─── Data extract ───
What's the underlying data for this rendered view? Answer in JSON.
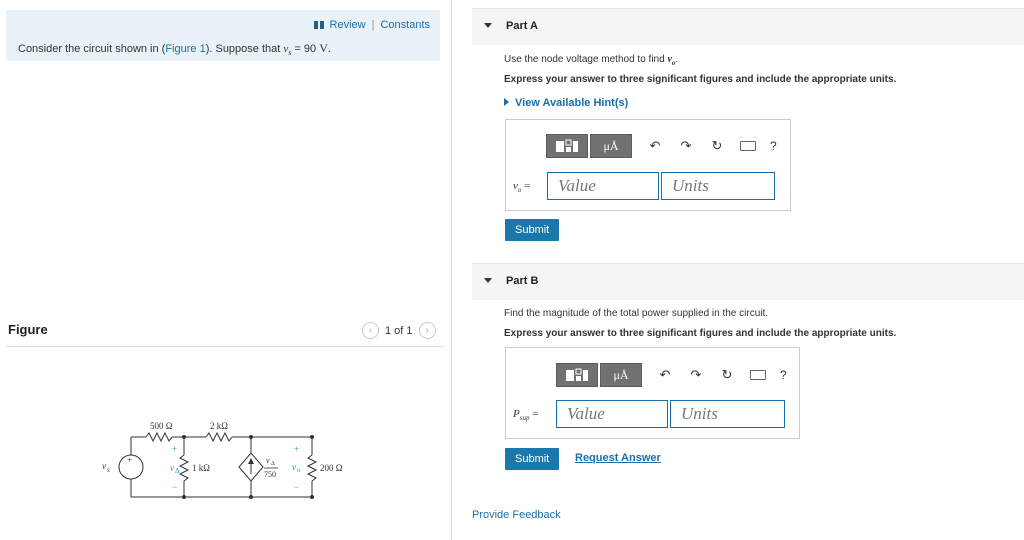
{
  "header": {
    "review": "Review",
    "separator": "|",
    "constants": "Constants"
  },
  "problem": {
    "prefix": "Consider the circuit shown in (",
    "figure_link": "Figure 1",
    "suffix": "). Suppose that ",
    "var": "v",
    "var_sub": "s",
    "equals": " = 90",
    "unit": "V",
    "period": "."
  },
  "figure": {
    "label": "Figure",
    "pager": "1 of 1",
    "prev": "‹",
    "next": "›"
  },
  "circuit": {
    "r1": "500 Ω",
    "r2": "2 kΩ",
    "r3": "1 kΩ",
    "r4": "200 Ω",
    "source_label": "v",
    "source_sub": "s",
    "vdelta": "v",
    "vdelta_sub": "Δ",
    "dep_num": "v",
    "dep_num_sub": "Δ",
    "dep_den": "750",
    "vo": "v",
    "vo_sub": "o",
    "plus": "+",
    "minus": "−"
  },
  "part_a": {
    "title": "Part A",
    "instruction_prefix": "Use the node voltage method to find ",
    "instruction_var": "v",
    "instruction_sub": "o",
    "instruction_end": ".",
    "express": "Express your answer to three significant figures and include the appropriate units.",
    "hint": "View Available Hint(s)",
    "var_label": "v",
    "var_sub": "o",
    "eq": " =",
    "value_placeholder": "Value",
    "units_placeholder": "Units",
    "submit": "Submit"
  },
  "part_b": {
    "title": "Part B",
    "instruction": "Find the magnitude of the total power supplied in the circuit.",
    "express": "Express your answer to three significant figures and include the appropriate units.",
    "var_label": "P",
    "var_sub": "sup",
    "eq": " =",
    "value_placeholder": "Value",
    "units_placeholder": "Units",
    "submit": "Submit",
    "request_answer": "Request Answer"
  },
  "toolbar": {
    "mu_label": "μÅ",
    "help": "?"
  },
  "footer": {
    "feedback": "Provide Feedback"
  },
  "colors": {
    "link": "#1a6fa8",
    "submit": "#1a78ad",
    "problem_bg": "#e8f2f8"
  }
}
───
## Work required
Return all lines with the word "submit" in them.

## Answer to this problem
    "submit": "Submit"
    "submit": "Submit",
    "submit": "#1a78ad",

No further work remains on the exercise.